> **EXERCISE REQUIREMENTS**: Give the lines of every record below as a numbered list, leaving out blank lines and any pictures.

(Image element box records)
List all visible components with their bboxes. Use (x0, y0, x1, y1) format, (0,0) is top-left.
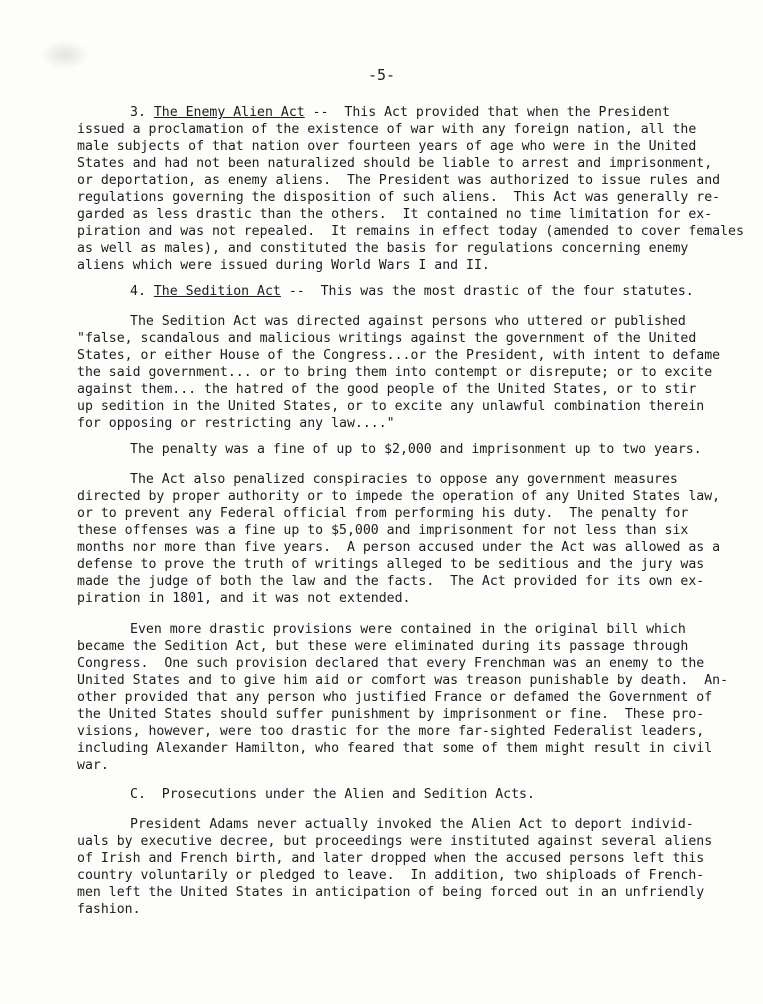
page-number: -5- (368, 66, 396, 84)
scan-smudge (40, 40, 90, 70)
section-c-heading: C. Prosecutions under the Alien and Sedition Acts. (130, 787, 535, 802)
text-line: States and had not been naturalized should be liable to arrest and imprisonment, (77, 156, 713, 171)
text-line: "false, scandalous and malicious writings against the government of the United (77, 331, 697, 346)
section-4-line (130, 284, 694, 299)
text-line: became the Sedition Act, but these were eliminated during its passage through (77, 639, 689, 654)
text-line: States, or either House of the Congress...or the President, with intent to defame (77, 348, 721, 363)
text-line: uals by executive decree, but proceedings were instituted against several aliens (77, 834, 713, 849)
section-3-text: -- This Act provided that when the President (304, 105, 670, 120)
text-line: months nor more than five years. A person accused under the Act was allowed as a (77, 540, 721, 555)
text-line: The Sedition Act was directed against persons who uttered or published (130, 314, 686, 329)
text-line: United States and to give him aid or comfort was treason punishable by death. An- (77, 673, 729, 688)
text-line: against them... the hatred of the good people of the United States, or to stir (77, 382, 697, 397)
text-line: men left the United States in anticipation of being forced out in an unfriendly (77, 885, 705, 900)
text-line: directed by proper authority or to impede the operation of any United States law, (77, 489, 721, 504)
text-line: The Act also penalized conspiracies to oppose any government measures (130, 472, 678, 487)
text-line: visions, however, were too drastic for the more far-sighted Federalist leaders, (77, 724, 705, 739)
text-line: fashion. (77, 902, 141, 917)
text-line: aliens which were issued during World Wars I and II. (77, 258, 490, 273)
text-line: regulations governing the disposition of such aliens. This Act was generally re- (77, 190, 721, 205)
text-line: including Alexander Hamilton, who feared that some of them might result in civil (77, 741, 713, 756)
text-line: issued a proclamation of the existence of war with any foreign nation, all the (77, 122, 697, 137)
section-4-number: 4. (130, 284, 146, 299)
text-line: as well as males), and constituted the basis for regulations concerning enemy (77, 241, 689, 256)
text-line: piration and was not repealed. It remains in effect today (amended to cover females (77, 224, 744, 239)
section-4-text: -- This was the most drastic of the four statutes. (280, 284, 694, 299)
text-line: piration in 1801, and it was not extended. (77, 591, 411, 606)
text-line: the said government... or to bring them into contempt or disrepute; or to excite (77, 365, 713, 380)
text-line: other provided that any person who justified France or defamed the Government of (77, 690, 713, 705)
text-line: these offenses was a fine up to $5,000 and imprisonment for not less than six (77, 523, 689, 538)
text-line: male subjects of that nation over fourteen years of age who were in the United (77, 139, 697, 154)
text-line: or to prevent any Federal official from performing his duty. The penalty for (77, 506, 689, 521)
text-line: Congress. One such provision declared that every Frenchman was an enemy to the (77, 656, 705, 671)
text-line: President Adams never actually invoked the Alien Act to deport individ- (130, 817, 694, 832)
text-line: of Irish and French birth, and later dropped when the accused persons left this (77, 851, 705, 866)
text-line: or deportation, as enemy aliens. The President was authorized to issue rules and (77, 173, 721, 188)
text-line: country voluntarily or pledged to leave. In addition, two shiploads of French- (77, 868, 705, 883)
text-line: for opposing or restricting any law...." (77, 416, 395, 431)
section-4-heading: The Sedition Act (153, 284, 281, 299)
text-line: defense to prove the truth of writings alleged to be seditious and the jury was (77, 557, 705, 572)
section-3-number: 3. (130, 105, 146, 120)
text-line: made the judge of both the law and the facts. The Act provided for its own ex- (77, 574, 705, 589)
text-line: The penalty was a fine of up to $2,000 and imprisonment up to two years. (130, 442, 702, 457)
text-line: the United States should suffer punishment by imprisonment or fine. These pro- (77, 707, 705, 722)
text-line: garded as less drastic than the others. It contained no time limitation for ex- (77, 207, 713, 222)
text-line: Even more drastic provisions were contained in the original bill which (130, 622, 686, 637)
text-line: up sedition in the United States, or to excite any unlawful combination therein (77, 399, 705, 414)
section-3-heading: The Enemy Alien Act (153, 105, 305, 120)
text-line: war. (77, 758, 109, 773)
section-3-first-line (130, 105, 670, 120)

> **THE OUTPUT**:
1. List all visible components with their bboxes. Use (x0, y0, x1, y1) format, (0,0) is top-left.
2. page-number: -5- (368, 66, 396, 84)
3. scan-smudge (40, 40, 90, 70)
4. section-c-heading: C. Prosecutions under the Alien and Sedition Acts. (130, 787, 535, 802)
5. text-line: States and had not been naturalized should be liable to arrest and imprisonment, (77, 156, 713, 171)
6. text-line: "false, scandalous and malicious writings against the government of the United (77, 331, 697, 346)
7. section-4-line (130, 284, 694, 299)
8. text-line: became the Sedition Act, but these were eliminated during its passage through (77, 639, 689, 654)
9. text-line: States, or either House of the Congress...or the President, with intent to defame (77, 348, 721, 363)
10. text-line: uals by executive decree, but proceedings were instituted against several aliens (77, 834, 713, 849)
11. section-3-text: -- This Act provided that when the President (304, 105, 670, 120)
12. text-line: months nor more than five years. A person accused under the Act was allowed as a (77, 540, 721, 555)
13. text-line: The Sedition Act was directed against persons who uttered or published (130, 314, 686, 329)
14. text-line: United States and to give him aid or comfort was treason punishable by death. An- (77, 673, 729, 688)
15. text-line: against them... the hatred of the good people of the United States, or to stir (77, 382, 697, 397)
16. text-line: men left the United States in anticipation of being forced out in an unfriendly (77, 885, 705, 900)
17. text-line: directed by proper authority or to impede the operation of any United States law, (77, 489, 721, 504)
18. text-line: The Act also penalized conspiracies to oppose any government measures (130, 472, 678, 487)
19. text-line: visions, however, were too drastic for the more far-sighted Federalist leaders, (77, 724, 705, 739)
20. text-line: fashion. (77, 902, 141, 917)
21. text-line: aliens which were issued during World Wars I and II. (77, 258, 490, 273)
22. text-line: regulations governing the disposition of such aliens. This Act was generally re- (77, 190, 721, 205)
23. text-line: including Alexander Hamilton, who feared that some of them might result in civil (77, 741, 713, 756)
24. text-line: issued a proclamation of the existence of war with any foreign nation, all the (77, 122, 697, 137)
25. section-4-number: 4. (130, 284, 146, 299)
26. text-line: as well as males), and constituted the basis for regulations concerning enemy (77, 241, 689, 256)
27. text-line: piration and was not repealed. It remains in effect today (amended to cover females (77, 224, 744, 239)
28. section-4-text: -- This was the most drastic of the four statutes. (280, 284, 694, 299)
29. text-line: piration in 1801, and it was not extended. (77, 591, 411, 606)
30. text-line: the said government... or to bring them into contempt or disrepute; or to excite (77, 365, 713, 380)
31. text-line: other provided that any person who justified France or defamed the Government of (77, 690, 713, 705)
32. text-line: these offenses was a fine up to $5,000 and imprisonment for not less than six (77, 523, 689, 538)
33. text-line: male subjects of that nation over fourteen years of age who were in the United (77, 139, 697, 154)
34. text-line: or to prevent any Federal official from performing his duty. The penalty for (77, 506, 689, 521)
35. text-line: Congress. One such provision declared that every Frenchman was an enemy to the (77, 656, 705, 671)
36. text-line: President Adams never actually invoked the Alien Act to deport individ- (130, 817, 694, 832)
37. text-line: of Irish and French birth, and later dropped when the accused persons left this (77, 851, 705, 866)
38. text-line: or deportation, as enemy aliens. The President was authorized to issue rules and (77, 173, 721, 188)
39. text-line: country voluntarily or pledged to leave. In addition, two shiploads of French- (77, 868, 705, 883)
40. text-line: for opposing or restricting any law...." (77, 416, 395, 431)
41. section-4-heading: The Sedition Act (153, 284, 281, 299)
42. text-line: defense to prove the truth of writings alleged to be seditious and the jury was (77, 557, 705, 572)
43. section-3-number: 3. (130, 105, 146, 120)
44. text-line: made the judge of both the law and the facts. The Act provided for its own ex- (77, 574, 705, 589)
45. text-line: The penalty was a fine of up to $2,000 and imprisonment up to two years. (130, 442, 702, 457)
46. text-line: the United States should suffer punishment by imprisonment or fine. These pro- (77, 707, 705, 722)
47. text-line: garded as less drastic than the others. It contained no time limitation for ex- (77, 207, 713, 222)
48. text-line: Even more drastic provisions were contained in the original bill which (130, 622, 686, 637)
49. text-line: up sedition in the United States, or to excite any unlawful combination therein (77, 399, 705, 414)
50. section-3-heading: The Enemy Alien Act (153, 105, 305, 120)
51. text-line: war. (77, 758, 109, 773)
52. section-3-first-line (130, 105, 670, 120)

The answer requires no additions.